• _SHORT EXERCISE_:
Give back the full listing verbatim, apart from its images.

• _MATERIALS PROVIDED_:
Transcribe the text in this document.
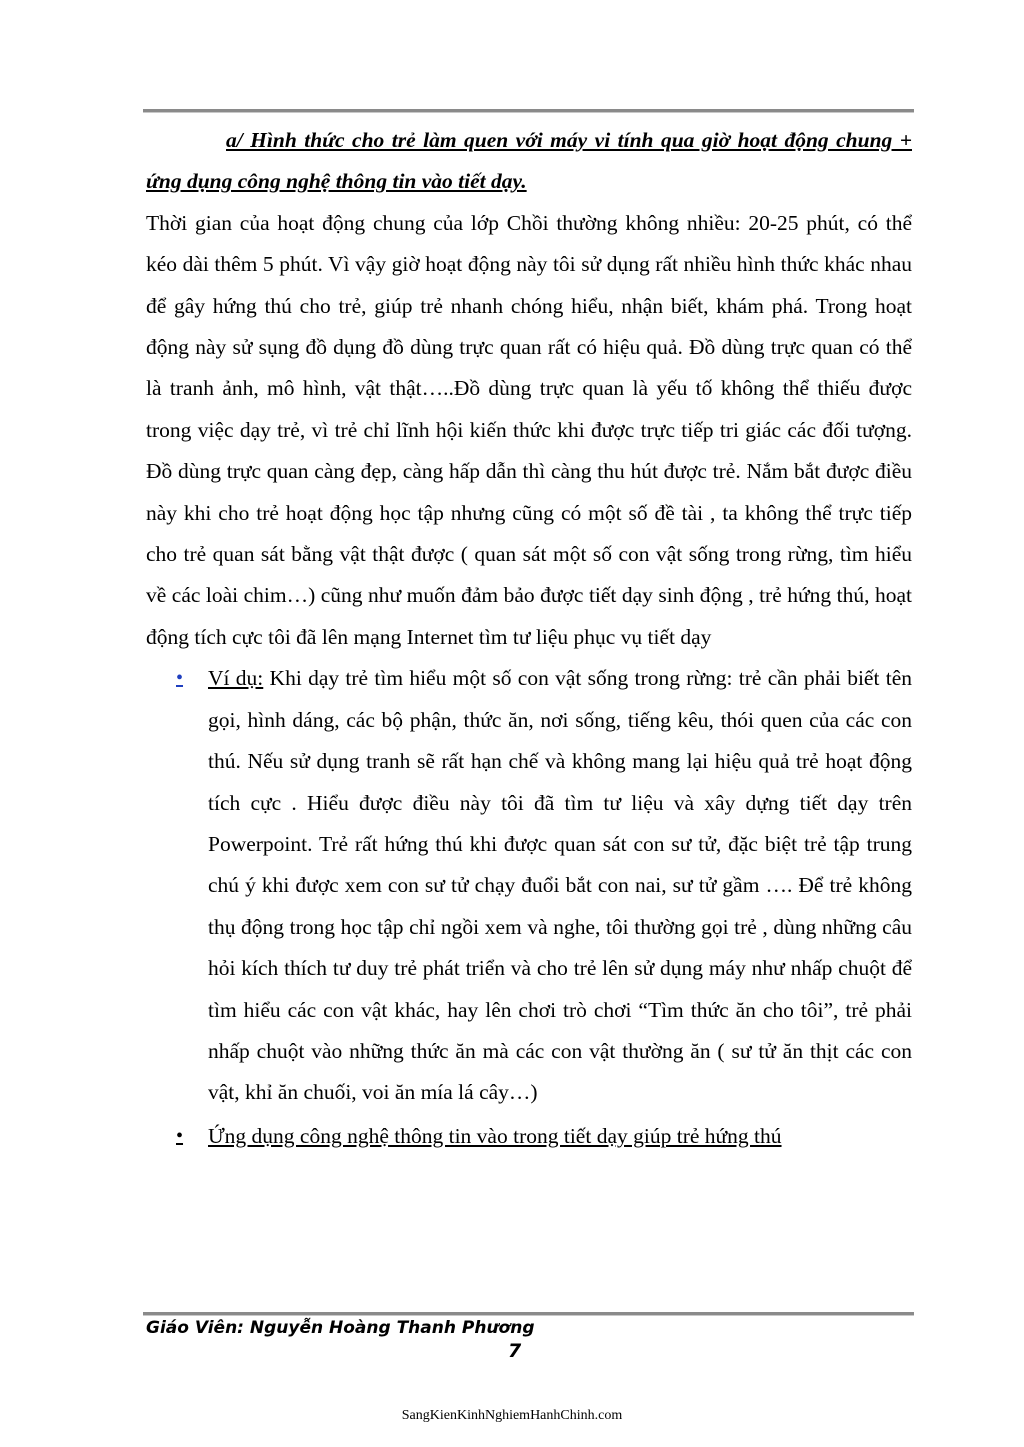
a/ Hình thức cho trẻ làm quen với máy vi tính qua giờ hoạt động chung + ứng dụng công nghệ thông tin vào tiết dạy.

Thời gian của hoạt động chung của lớp Chồi thường không nhiều: 20-25 phút, có thể kéo dài thêm 5 phút. Vì vậy giờ hoạt động này tôi sử dụng rất nhiều hình thức khác nhau để gây hứng thú cho trẻ, giúp trẻ nhanh chóng hiểu, nhận biết, khám phá. Trong hoạt động này sử sụng đồ dụng đồ dùng trực quan rất có hiệu quả. Đồ dùng trực quan có thể là tranh ảnh, mô hình, vật thật…..Đồ dùng trực quan là yếu tố không thể thiếu được trong việc dạy trẻ, vì trẻ chỉ lĩnh hội kiến thức khi được trực tiếp tri giác các đối tượng. Đồ dùng trực quan càng đẹp, càng hấp dẫn thì càng thu hút được trẻ. Nắm bắt được điều này khi cho trẻ hoạt động học tập nhưng cũng có một số đề tài , ta không thể trực tiếp cho trẻ quan sát bằng vật thật được ( quan sát một số con vật sống trong rừng, tìm hiểu về các loài chim…) cũng như muốn đảm bảo được tiết dạy sinh động , trẻ hứng thú, hoạt động tích cực tôi đã lên mạng Internet tìm tư liệu phục vụ tiết dạy

• Ví dụ: Khi dạy trẻ tìm hiểu một số con vật sống trong rừng: trẻ cần phải biết tên gọi, hình dáng, các bộ phận, thức ăn, nơi sống, tiếng kêu, thói quen của các con thú. Nếu sử dụng tranh sẽ rất hạn chế và không mang lại hiệu quả trẻ hoạt động tích cực . Hiểu được điều này tôi đã tìm tư liệu và xây dựng tiết dạy trên Powerpoint. Trẻ rất hứng thú khi được quan sát con sư tử, đặc biệt trẻ tập trung chú ý khi được xem con sư tử chạy đuổi bắt con nai, sư tử gầm …. Để trẻ không thụ động trong học tập chỉ ngồi xem và nghe, tôi thường gọi trẻ , dùng những câu hỏi kích thích tư duy trẻ phát triển và cho trẻ lên sử dụng máy như nhấp chuột để tìm hiểu các con vật khác, hay lên chơi trò chơi “Tìm thức ăn cho tôi”, trẻ phải nhấp chuột vào những thức ăn mà các con vật thường ăn ( sư tử ăn thịt các con vật, khỉ ăn chuối, voi ăn mía lá cây…)

• Ứng dụng công nghệ thông tin vào trong tiết dạy giúp trẻ hứng thú

Giáo Viên: Nguyễn Hoàng Thanh Phương
7
SangKienKinhNghiemHanhChinh.com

• _OUTPUT_:
Transcribe the text in this document.
a/ Hình thức cho trẻ làm quen với máy vi tính qua giờ hoạt động chung + ứng dụng công nghệ thông tin vào tiết dạy.

Thời gian của hoạt động chung của lớp Chồi thường không nhiều: 20-25 phút, có thể kéo dài thêm 5 phút. Vì vậy giờ hoạt động này tôi sử dụng rất nhiều hình thức khác nhau để gây hứng thú cho trẻ, giúp trẻ nhanh chóng hiểu, nhận biết, khám phá. Trong hoạt động này sử sụng đồ dụng đồ dùng trực quan rất có hiệu quả. Đồ dùng trực quan có thể là tranh ảnh, mô hình, vật thật…..Đồ dùng trực quan là yếu tố không thể thiếu được trong việc dạy trẻ, vì trẻ chỉ lĩnh hội kiến thức khi được trực tiếp tri giác các đối tượng. Đồ dùng trực quan càng đẹp, càng hấp dẫn thì càng thu hút được trẻ. Nắm bắt được điều này khi cho trẻ hoạt động học tập nhưng cũng có một số đề tài , ta không thể trực tiếp cho trẻ quan sát bằng vật thật được ( quan sát một số con vật sống trong rừng, tìm hiểu về các loài chim…) cũng như muốn đảm bảo được tiết dạy sinh động , trẻ hứng thú, hoạt động tích cực tôi đã lên mạng Internet tìm tư liệu phục vụ tiết dạy

• Ví dụ: Khi dạy trẻ tìm hiểu một số con vật sống trong rừng: trẻ cần phải biết tên gọi, hình dáng, các bộ phận, thức ăn, nơi sống, tiếng kêu, thói quen của các con thú. Nếu sử dụng tranh sẽ rất hạn chế và không mang lại hiệu quả trẻ hoạt động tích cực . Hiểu được điều này tôi đã tìm tư liệu và xây dựng tiết dạy trên Powerpoint. Trẻ rất hứng thú khi được quan sát con sư tử, đặc biệt trẻ tập trung chú ý khi được xem con sư tử chạy đuổi bắt con nai, sư tử gầm …. Để trẻ không thụ động trong học tập chỉ ngồi xem và nghe, tôi thường gọi trẻ , dùng những câu hỏi kích thích tư duy trẻ phát triển và cho trẻ lên sử dụng máy như nhấp chuột để tìm hiểu các con vật khác, hay lên chơi trò chơi “Tìm thức ăn cho tôi”, trẻ phải nhấp chuột vào những thức ăn mà các con vật thường ăn ( sư tử ăn thịt các con vật, khỉ ăn chuối, voi ăn mía lá cây…)

• Ứng dụng công nghệ thông tin vào trong tiết dạy giúp trẻ hứng thú

Giáo Viên: Nguyễn Hoàng Thanh Phương
7
SangKienKinhNghiemHanhChinh.com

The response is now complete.